Some records:
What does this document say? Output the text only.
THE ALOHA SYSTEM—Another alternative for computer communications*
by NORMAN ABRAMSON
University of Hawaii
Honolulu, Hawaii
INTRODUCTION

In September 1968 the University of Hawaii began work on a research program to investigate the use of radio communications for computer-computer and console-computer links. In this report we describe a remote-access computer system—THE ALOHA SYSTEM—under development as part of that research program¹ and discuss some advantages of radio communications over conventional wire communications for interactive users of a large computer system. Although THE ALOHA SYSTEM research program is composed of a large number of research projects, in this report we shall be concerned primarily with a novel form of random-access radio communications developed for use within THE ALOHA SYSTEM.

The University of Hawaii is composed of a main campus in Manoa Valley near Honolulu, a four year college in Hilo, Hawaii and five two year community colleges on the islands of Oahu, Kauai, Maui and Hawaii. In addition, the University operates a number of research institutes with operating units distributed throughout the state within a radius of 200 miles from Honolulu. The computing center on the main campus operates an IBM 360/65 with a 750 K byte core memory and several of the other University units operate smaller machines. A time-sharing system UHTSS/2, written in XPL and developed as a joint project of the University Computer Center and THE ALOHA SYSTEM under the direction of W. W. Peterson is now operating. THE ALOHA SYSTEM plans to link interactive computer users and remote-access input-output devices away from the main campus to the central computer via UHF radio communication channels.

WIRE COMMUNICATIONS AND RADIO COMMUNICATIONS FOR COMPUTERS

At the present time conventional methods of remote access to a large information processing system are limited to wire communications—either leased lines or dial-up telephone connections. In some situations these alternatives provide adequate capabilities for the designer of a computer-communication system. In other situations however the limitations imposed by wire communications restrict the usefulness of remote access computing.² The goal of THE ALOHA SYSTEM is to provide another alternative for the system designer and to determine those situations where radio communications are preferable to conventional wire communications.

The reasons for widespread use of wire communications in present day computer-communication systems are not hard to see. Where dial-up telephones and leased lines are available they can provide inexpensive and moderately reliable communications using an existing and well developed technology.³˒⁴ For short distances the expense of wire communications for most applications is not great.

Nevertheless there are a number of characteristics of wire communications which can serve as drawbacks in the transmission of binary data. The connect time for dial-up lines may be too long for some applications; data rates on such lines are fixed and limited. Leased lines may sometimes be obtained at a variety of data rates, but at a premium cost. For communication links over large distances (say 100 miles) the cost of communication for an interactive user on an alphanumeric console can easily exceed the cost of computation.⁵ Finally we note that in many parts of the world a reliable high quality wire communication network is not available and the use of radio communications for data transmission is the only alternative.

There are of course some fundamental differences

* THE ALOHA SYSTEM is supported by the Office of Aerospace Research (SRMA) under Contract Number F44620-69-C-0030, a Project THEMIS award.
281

DO THIS:
Repeat all of the entries exactly.

ANSWER BELOW:
What does this document say? Output the text only.
THE ALOHA SYSTEM—Another alternative for computer communications*
by NORMAN ABRAMSON
University of Hawaii
Honolulu, Hawaii
INTRODUCTION

In September 1968 the University of Hawaii began work on a research program to investigate the use of radio communications for computer-computer and console-computer links. In this report we describe a remote-access computer system—THE ALOHA SYSTEM—under development as part of that research program¹ and discuss some advantages of radio communications over conventional wire communications for interactive users of a large computer system. Although THE ALOHA SYSTEM research program is composed of a large number of research projects, in this report we shall be concerned primarily with a novel form of random-access radio communications developed for use within THE ALOHA SYSTEM.

The University of Hawaii is composed of a main campus in Manoa Valley near Honolulu, a four year college in Hilo, Hawaii and five two year community colleges on the islands of Oahu, Kauai, Maui and Hawaii. In addition, the University operates a number of research institutes with operating units distributed throughout the state within a radius of 200 miles from Honolulu. The computing center on the main campus operates an IBM 360/65 with a 750 K byte core memory and several of the other University units operate smaller machines. A time-sharing system UHTSS/2, written in XPL and developed as a joint project of the University Computer Center and THE ALOHA SYSTEM under the direction of W. W. Peterson is now operating. THE ALOHA SYSTEM plans to link interactive computer users and remote-access input-output devices away from the main campus to the central computer via UHF radio communication channels.

WIRE COMMUNICATIONS AND RADIO COMMUNICATIONS FOR COMPUTERS

At the present time conventional methods of remote access to a large information processing system are limited to wire communications—either leased lines or dial-up telephone connections. In some situations these alternatives provide adequate capabilities for the designer of a computer-communication system. In other situations however the limitations imposed by wire communications restrict the usefulness of remote access computing.² The goal of THE ALOHA SYSTEM is to provide another alternative for the system designer and to determine those situations where radio communications are preferable to conventional wire communications.

The reasons for widespread use of wire communications in present day computer-communication systems are not hard to see. Where dial-up telephones and leased lines are available they can provide inexpensive and moderately reliable communications using an existing and well developed technology.³˒⁴ For short distances the expense of wire communications for most applications is not great.

Nevertheless there are a number of characteristics of wire communications which can serve as drawbacks in the transmission of binary data. The connect time for dial-up lines may be too long for some applications; data rates on such lines are fixed and limited. Leased lines may sometimes be obtained at a variety of data rates, but at a premium cost. For communication links over large distances (say 100 miles) the cost of communication for an interactive user on an alphanumeric console can easily exceed the cost of computation.⁵ Finally we note that in many parts of the world a reliable high quality wire communication network is not available and the use of radio communications for data transmission is the only alternative.

There are of course some fundamental differences

* THE ALOHA SYSTEM is supported by the Office of Aerospace Research (SRMA) under Contract Number F44620-69-C-0030, a Project THEMIS award.
281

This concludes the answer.